DATA FOR THIS EXERCISE:

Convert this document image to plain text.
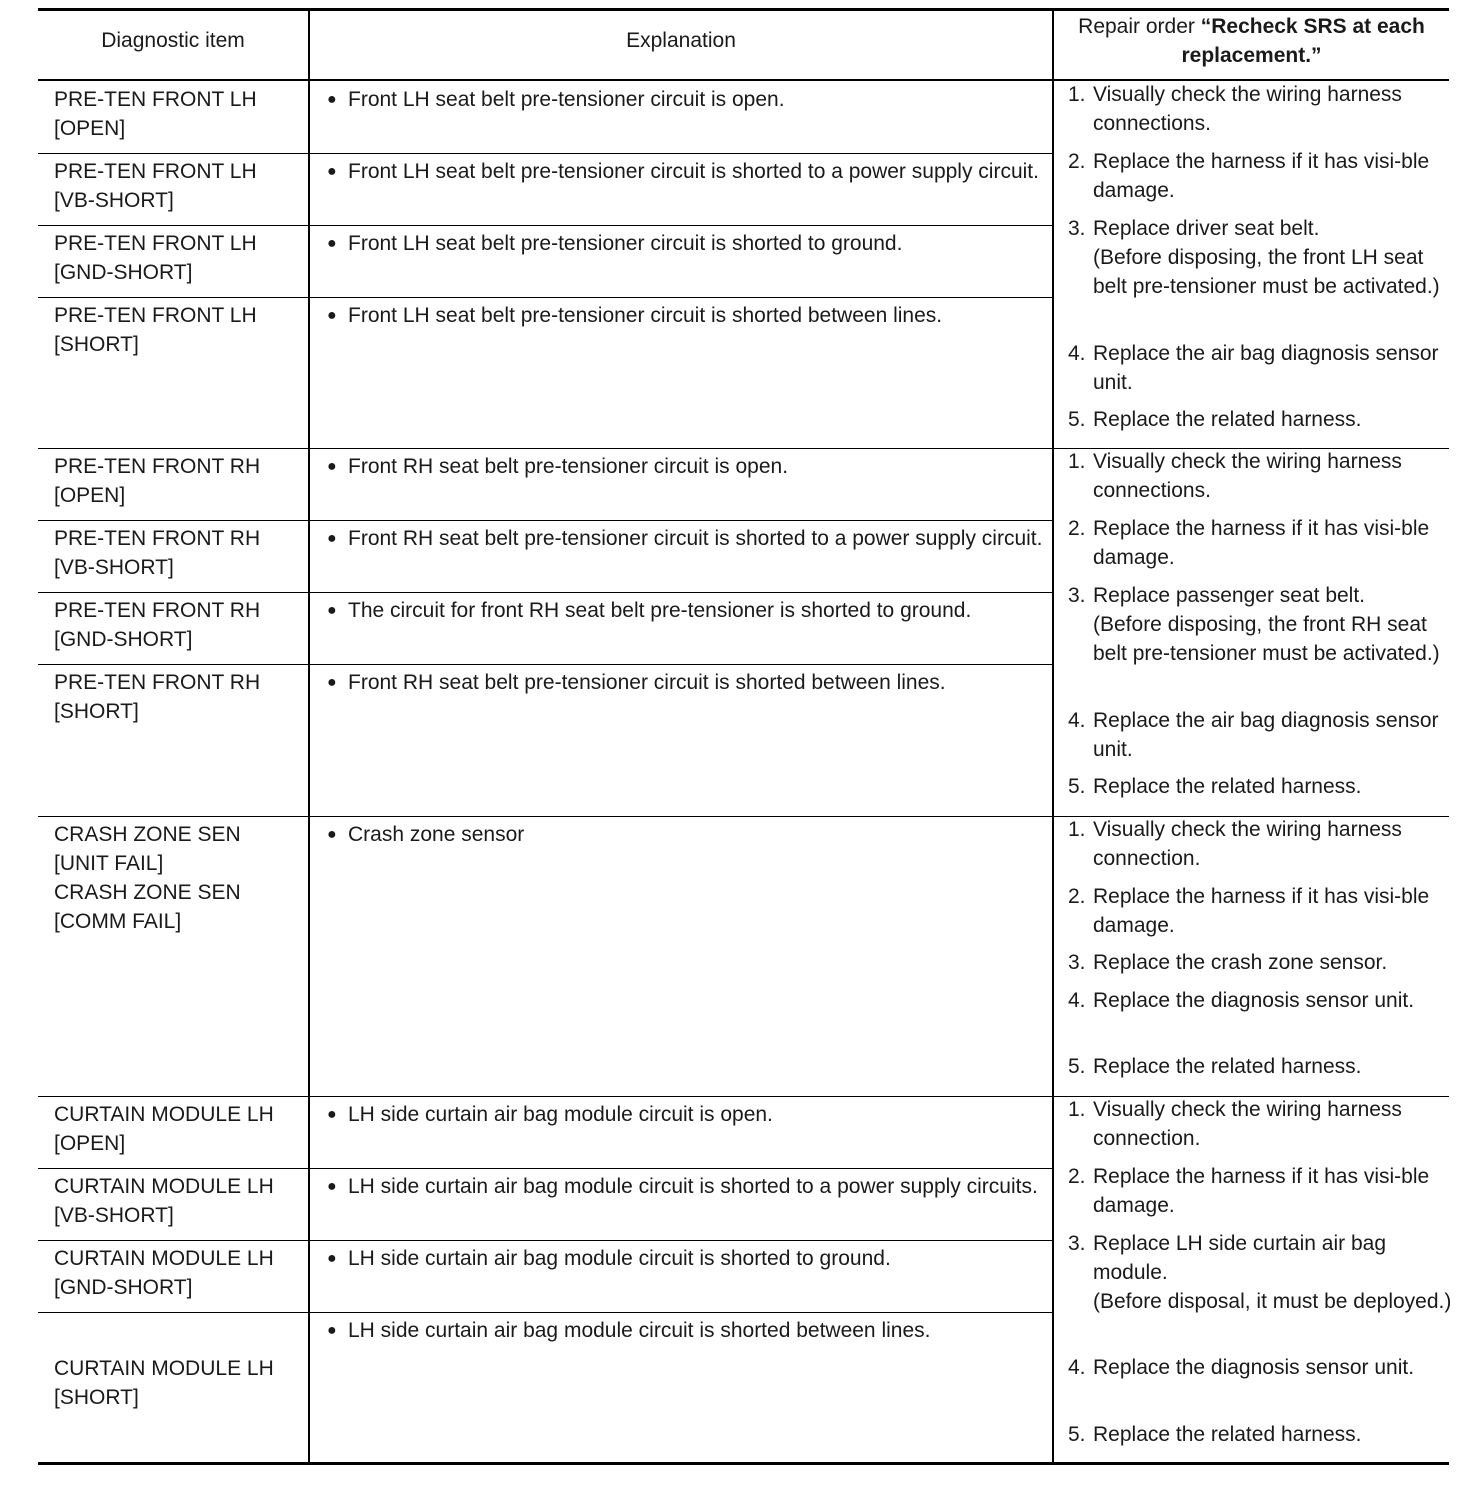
Diagnostic item	Explanation
Repair order “Recheck SRS at each replacement.”
PRE-TEN FRONT LH
[OPEN]
● Front LH seat belt pre-tensioner circuit is open.
PRE-TEN FRONT LH
[VB-SHORT]
● Front LH seat belt pre-tensioner circuit is shorted to a power supply circuit.
PRE-TEN FRONT LH
[GND-SHORT]
● Front LH seat belt pre-tensioner circuit is shorted to ground.
PRE-TEN FRONT LH
[SHORT]
● Front LH seat belt pre-tensioner circuit is shorted between lines.
1. Visually check the wiring harness connections.
2. Replace the harness if it has visi-ble damage.
3. Replace driver seat belt.
(Before disposing, the front LH seat belt pre-tensioner must be activated.)
4. Replace the air bag diagnosis sensor unit.
5. Replace the related harness.
PRE-TEN FRONT RH
[OPEN]
● Front RH seat belt pre-tensioner circuit is open.
PRE-TEN FRONT RH
[VB-SHORT]
● Front RH seat belt pre-tensioner circuit is shorted to a power supply circuit.
PRE-TEN FRONT RH
[GND-SHORT]
● The circuit for front RH seat belt pre-tensioner is shorted to ground.
PRE-TEN FRONT RH
[SHORT]
● Front RH seat belt pre-tensioner circuit is shorted between lines.
1. Visually check the wiring harness connections.
2. Replace the harness if it has visi-ble damage.
3. Replace passenger seat belt.
(Before disposing, the front RH seat belt pre-tensioner must be activated.)
4. Replace the air bag diagnosis sensor unit.
5. Replace the related harness.
CRASH ZONE SEN
[UNIT FAIL]
CRASH ZONE SEN
[COMM FAIL]
● Crash zone sensor	1. Visually check the wiring harness connection.
2. Replace the harness if it has visi-ble damage.
3. Replace the crash zone sensor.
4. Replace the diagnosis sensor unit.
5. Replace the related harness.
CURTAIN MODULE LH
[OPEN]
● LH side curtain air bag module circuit is open.
CURTAIN MODULE LH
[VB-SHORT]
● LH side curtain air bag module circuit is shorted to a power supply circuits.
CURTAIN MODULE LH
[GND-SHORT]
● LH side curtain air bag module circuit is shorted to ground.
CURTAIN MODULE LH
[SHORT]
● LH side curtain air bag module circuit is shorted between lines.
1. Visually check the wiring harness connection.
2. Replace the harness if it has visi-ble damage.
3. Replace LH side curtain air bag module.
(Before disposal, it must be deployed.)
4. Replace the diagnosis sensor unit.
5. Replace the related harness.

REQUIREMENTS:
Pick out each line in the material containing "lines".

THE ANSWER:
● Front LH seat belt pre-tensioner circuit is shorted between lines.
● Front RH seat belt pre-tensioner circuit is shorted between lines.
● LH side curtain air bag module circuit is shorted between lines.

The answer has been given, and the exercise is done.